=== PROBLEM DETAILS ===
Repeat every line of the listing below exactly, minus the pictures.

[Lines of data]

....

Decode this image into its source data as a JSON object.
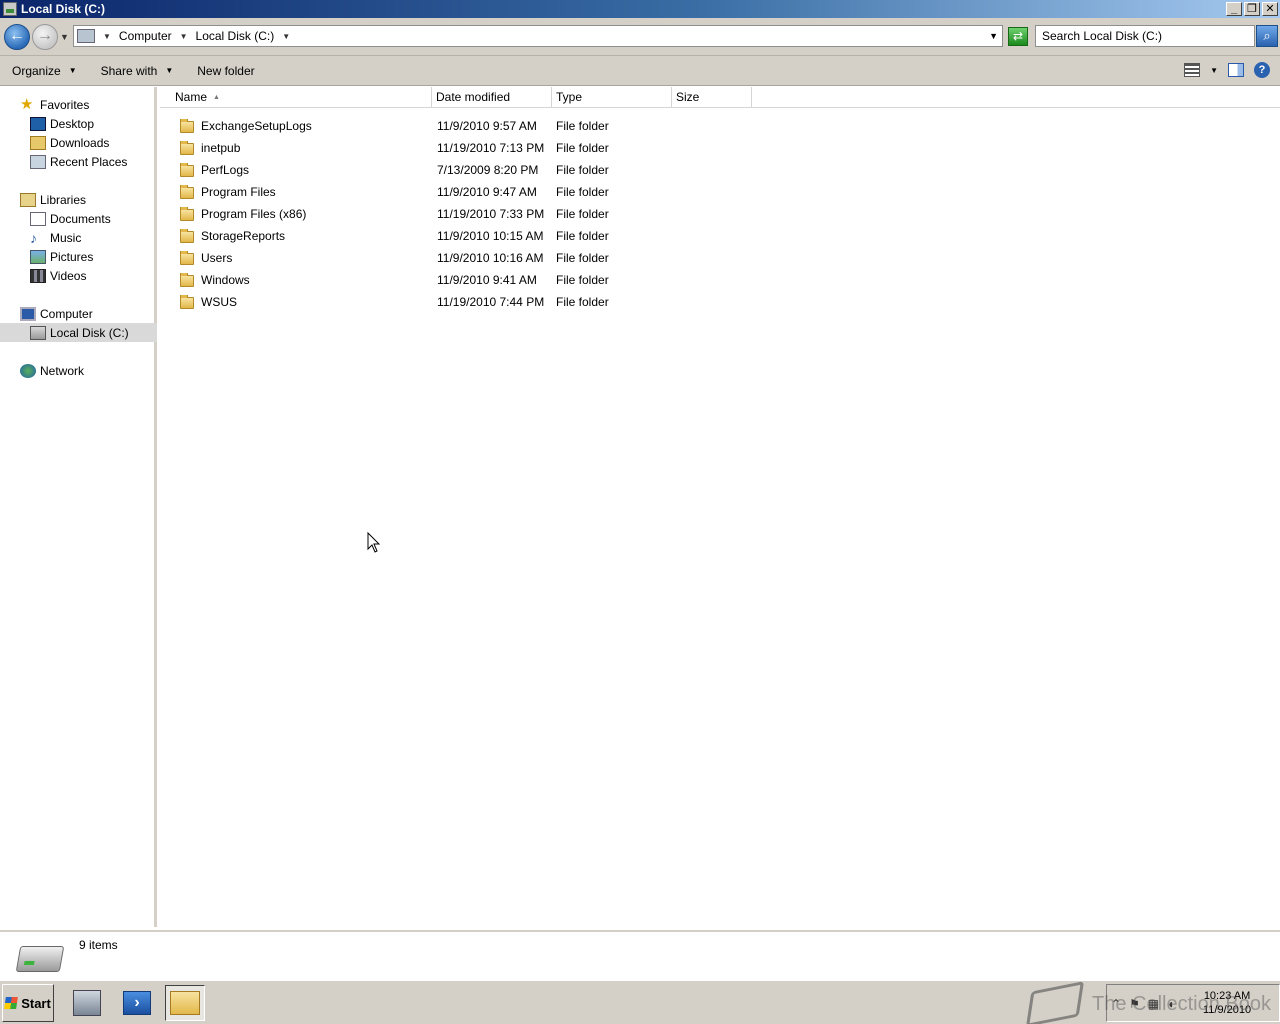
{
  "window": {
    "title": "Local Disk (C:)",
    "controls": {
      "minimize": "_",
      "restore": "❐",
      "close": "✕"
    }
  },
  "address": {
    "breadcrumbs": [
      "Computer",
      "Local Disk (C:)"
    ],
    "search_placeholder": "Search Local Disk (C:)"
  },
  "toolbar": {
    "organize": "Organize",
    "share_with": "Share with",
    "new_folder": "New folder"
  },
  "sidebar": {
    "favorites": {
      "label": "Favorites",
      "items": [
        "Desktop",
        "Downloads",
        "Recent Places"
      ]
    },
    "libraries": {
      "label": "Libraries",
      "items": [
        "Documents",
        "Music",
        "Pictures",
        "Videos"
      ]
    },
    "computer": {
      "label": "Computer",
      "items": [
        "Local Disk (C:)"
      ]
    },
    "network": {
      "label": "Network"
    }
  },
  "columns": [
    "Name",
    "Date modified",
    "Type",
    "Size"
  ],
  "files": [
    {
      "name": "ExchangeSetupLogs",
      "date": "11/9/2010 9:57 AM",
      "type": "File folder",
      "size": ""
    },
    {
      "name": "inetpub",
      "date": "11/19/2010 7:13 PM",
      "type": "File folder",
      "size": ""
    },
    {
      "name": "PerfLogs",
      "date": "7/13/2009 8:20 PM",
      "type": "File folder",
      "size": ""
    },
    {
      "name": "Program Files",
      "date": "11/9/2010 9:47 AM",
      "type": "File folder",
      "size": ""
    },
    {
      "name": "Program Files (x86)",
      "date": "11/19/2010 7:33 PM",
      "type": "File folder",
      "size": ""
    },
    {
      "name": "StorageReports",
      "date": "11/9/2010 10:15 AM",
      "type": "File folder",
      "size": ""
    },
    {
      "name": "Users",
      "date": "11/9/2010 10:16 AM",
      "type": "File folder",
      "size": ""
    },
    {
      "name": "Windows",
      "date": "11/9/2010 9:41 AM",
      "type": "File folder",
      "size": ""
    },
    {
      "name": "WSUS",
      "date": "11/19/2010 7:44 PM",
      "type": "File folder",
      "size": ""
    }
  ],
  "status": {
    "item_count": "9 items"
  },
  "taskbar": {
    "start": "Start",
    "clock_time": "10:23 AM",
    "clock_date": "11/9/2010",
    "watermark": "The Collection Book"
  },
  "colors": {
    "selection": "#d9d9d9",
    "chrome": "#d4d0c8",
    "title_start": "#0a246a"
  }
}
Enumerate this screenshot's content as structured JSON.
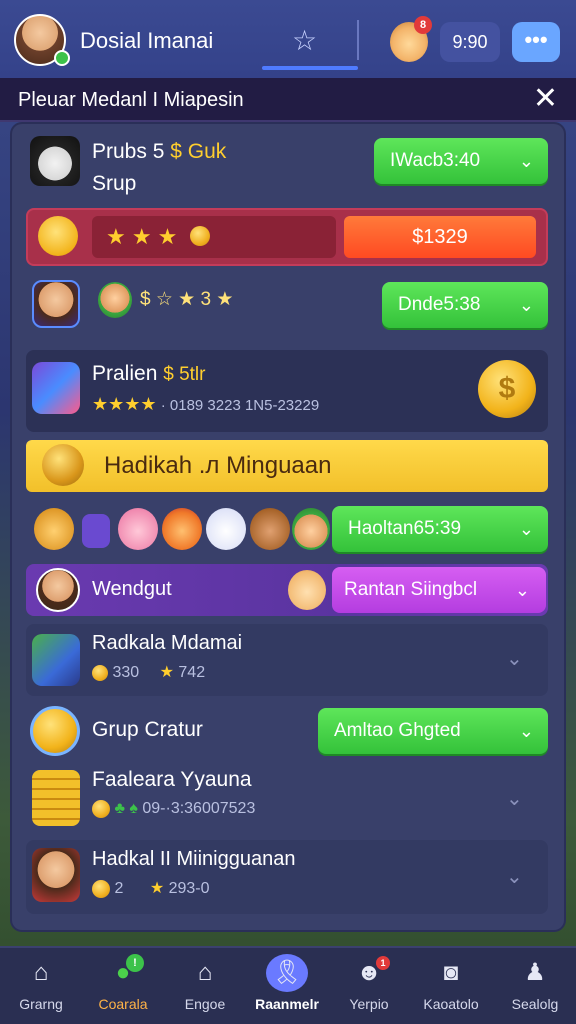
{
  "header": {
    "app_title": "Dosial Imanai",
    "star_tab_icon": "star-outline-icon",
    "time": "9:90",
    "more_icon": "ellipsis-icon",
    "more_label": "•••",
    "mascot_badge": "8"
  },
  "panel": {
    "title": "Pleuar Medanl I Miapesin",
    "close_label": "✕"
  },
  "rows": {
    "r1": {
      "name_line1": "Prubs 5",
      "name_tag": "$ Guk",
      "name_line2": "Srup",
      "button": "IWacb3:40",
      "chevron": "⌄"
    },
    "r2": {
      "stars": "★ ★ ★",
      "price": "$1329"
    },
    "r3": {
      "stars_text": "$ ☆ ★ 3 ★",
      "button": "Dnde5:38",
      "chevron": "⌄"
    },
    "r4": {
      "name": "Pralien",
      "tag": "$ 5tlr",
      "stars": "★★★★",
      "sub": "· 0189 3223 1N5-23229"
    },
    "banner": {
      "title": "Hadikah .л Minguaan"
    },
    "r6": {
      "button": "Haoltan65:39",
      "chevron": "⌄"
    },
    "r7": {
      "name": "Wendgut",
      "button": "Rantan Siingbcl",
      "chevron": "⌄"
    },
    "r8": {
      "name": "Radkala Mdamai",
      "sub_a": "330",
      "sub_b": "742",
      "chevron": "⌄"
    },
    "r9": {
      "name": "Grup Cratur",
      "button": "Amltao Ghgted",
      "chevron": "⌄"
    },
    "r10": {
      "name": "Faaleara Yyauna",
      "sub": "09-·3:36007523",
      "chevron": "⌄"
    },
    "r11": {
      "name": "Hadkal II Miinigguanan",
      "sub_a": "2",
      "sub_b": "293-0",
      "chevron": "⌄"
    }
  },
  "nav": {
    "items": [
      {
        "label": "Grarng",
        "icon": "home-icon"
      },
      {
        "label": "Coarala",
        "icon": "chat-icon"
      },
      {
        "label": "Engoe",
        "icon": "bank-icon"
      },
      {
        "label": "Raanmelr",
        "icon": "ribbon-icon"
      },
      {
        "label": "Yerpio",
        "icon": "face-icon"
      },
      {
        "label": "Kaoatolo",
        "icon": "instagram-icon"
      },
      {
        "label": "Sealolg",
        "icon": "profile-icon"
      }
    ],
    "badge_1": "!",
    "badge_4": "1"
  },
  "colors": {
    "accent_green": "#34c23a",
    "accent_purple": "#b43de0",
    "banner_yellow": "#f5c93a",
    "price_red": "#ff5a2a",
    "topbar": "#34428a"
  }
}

....

=== OUTPUT OF THE TASK ===
Decode this image into its source data as a JSON object.
{
  "window": {
    "title": "Local Disk (C:)",
    "controls": {
      "minimize": "_",
      "restore": "❐",
      "close": "✕"
    }
  },
  "address": {
    "breadcrumbs": [
      "Computer",
      "Local Disk (C:)"
    ],
    "search_placeholder": "Search Local Disk (C:)"
  },
  "toolbar": {
    "organize": "Organize",
    "share_with": "Share with",
    "new_folder": "New folder"
  },
  "sidebar": {
    "favorites": {
      "label": "Favorites",
      "items": [
        "Desktop",
        "Downloads",
        "Recent Places"
      ]
    },
    "libraries": {
      "label": "Libraries",
      "items": [
        "Documents",
        "Music",
        "Pictures",
        "Videos"
      ]
    },
    "computer": {
      "label": "Computer",
      "items": [
        "Local Disk (C:)"
      ]
    },
    "network": {
      "label": "Network"
    }
  },
  "columns": [
    "Name",
    "Date modified",
    "Type",
    "Size"
  ],
  "files": [
    {
      "name": "ExchangeSetupLogs",
      "date": "11/9/2010 9:57 AM",
      "type": "File folder",
      "size": ""
    },
    {
      "name": "inetpub",
      "date": "11/19/2010 7:13 PM",
      "type": "File folder",
      "size": ""
    },
    {
      "name": "PerfLogs",
      "date": "7/13/2009 8:20 PM",
      "type": "File folder",
      "size": ""
    },
    {
      "name": "Program Files",
      "date": "11/9/2010 9:47 AM",
      "type": "File folder",
      "size": ""
    },
    {
      "name": "Program Files (x86)",
      "date": "11/19/2010 7:33 PM",
      "type": "File folder",
      "size": ""
    },
    {
      "name": "StorageReports",
      "date": "11/9/2010 10:15 AM",
      "type": "File folder",
      "size": ""
    },
    {
      "name": "Users",
      "date": "11/9/2010 10:16 AM",
      "type": "File folder",
      "size": ""
    },
    {
      "name": "Windows",
      "date": "11/9/2010 9:41 AM",
      "type": "File folder",
      "size": ""
    },
    {
      "name": "WSUS",
      "date": "11/19/2010 7:44 PM",
      "type": "File folder",
      "size": ""
    }
  ],
  "status": {
    "item_count": "9 items"
  },
  "taskbar": {
    "start": "Start",
    "clock_time": "10:23 AM",
    "clock_date": "11/9/2010",
    "watermark": "The Collection Book"
  },
  "colors": {
    "selection": "#d9d9d9",
    "chrome": "#d4d0c8",
    "title_start": "#0a246a"
  }
}
Enumerate this screenshot's content as structured JSON.
{
  "header": {
    "app_title": "Dosial Imanai",
    "star_tab_icon": "star-outline-icon",
    "time": "9:90",
    "more_icon": "ellipsis-icon",
    "more_label": "•••",
    "mascot_badge": "8"
  },
  "panel": {
    "title": "Pleuar Medanl I Miapesin",
    "close_label": "✕"
  },
  "rows": {
    "r1": {
      "name_line1": "Prubs 5",
      "name_tag": "$ Guk",
      "name_line2": "Srup",
      "button": "IWacb3:40",
      "chevron": "⌄"
    },
    "r2": {
      "stars": "★ ★ ★",
      "price": "$1329"
    },
    "r3": {
      "stars_text": "$ ☆ ★ 3 ★",
      "button": "Dnde5:38",
      "chevron": "⌄"
    },
    "r4": {
      "name": "Pralien",
      "tag": "$ 5tlr",
      "stars": "★★★★",
      "sub": "· 0189 3223 1N5-23229"
    },
    "banner": {
      "title": "Hadikah .л Minguaan"
    },
    "r6": {
      "button": "Haoltan65:39",
      "chevron": "⌄"
    },
    "r7": {
      "name": "Wendgut",
      "button": "Rantan Siingbcl",
      "chevron": "⌄"
    },
    "r8": {
      "name": "Radkala Mdamai",
      "sub_a": "330",
      "sub_b": "742",
      "chevron": "⌄"
    },
    "r9": {
      "name": "Grup Cratur",
      "button": "Amltao Ghgted",
      "chevron": "⌄"
    },
    "r10": {
      "name": "Faaleara Yyauna",
      "sub": "09-·3:36007523",
      "chevron": "⌄"
    },
    "r11": {
      "name": "Hadkal II Miinigguanan",
      "sub_a": "2",
      "sub_b": "293-0",
      "chevron": "⌄"
    }
  },
  "nav": {
    "items": [
      {
        "label": "Grarng",
        "icon": "home-icon"
      },
      {
        "label": "Coarala",
        "icon": "chat-icon"
      },
      {
        "label": "Engoe",
        "icon": "bank-icon"
      },
      {
        "label": "Raanmelr",
        "icon": "ribbon-icon"
      },
      {
        "label": "Yerpio",
        "icon": "face-icon"
      },
      {
        "label": "Kaoatolo",
        "icon": "instagram-icon"
      },
      {
        "label": "Sealolg",
        "icon": "profile-icon"
      }
    ],
    "badge_1": "!",
    "badge_4": "1"
  },
  "colors": {
    "accent_green": "#34c23a",
    "accent_purple": "#b43de0",
    "banner_yellow": "#f5c93a",
    "price_red": "#ff5a2a",
    "topbar": "#34428a"
  }
}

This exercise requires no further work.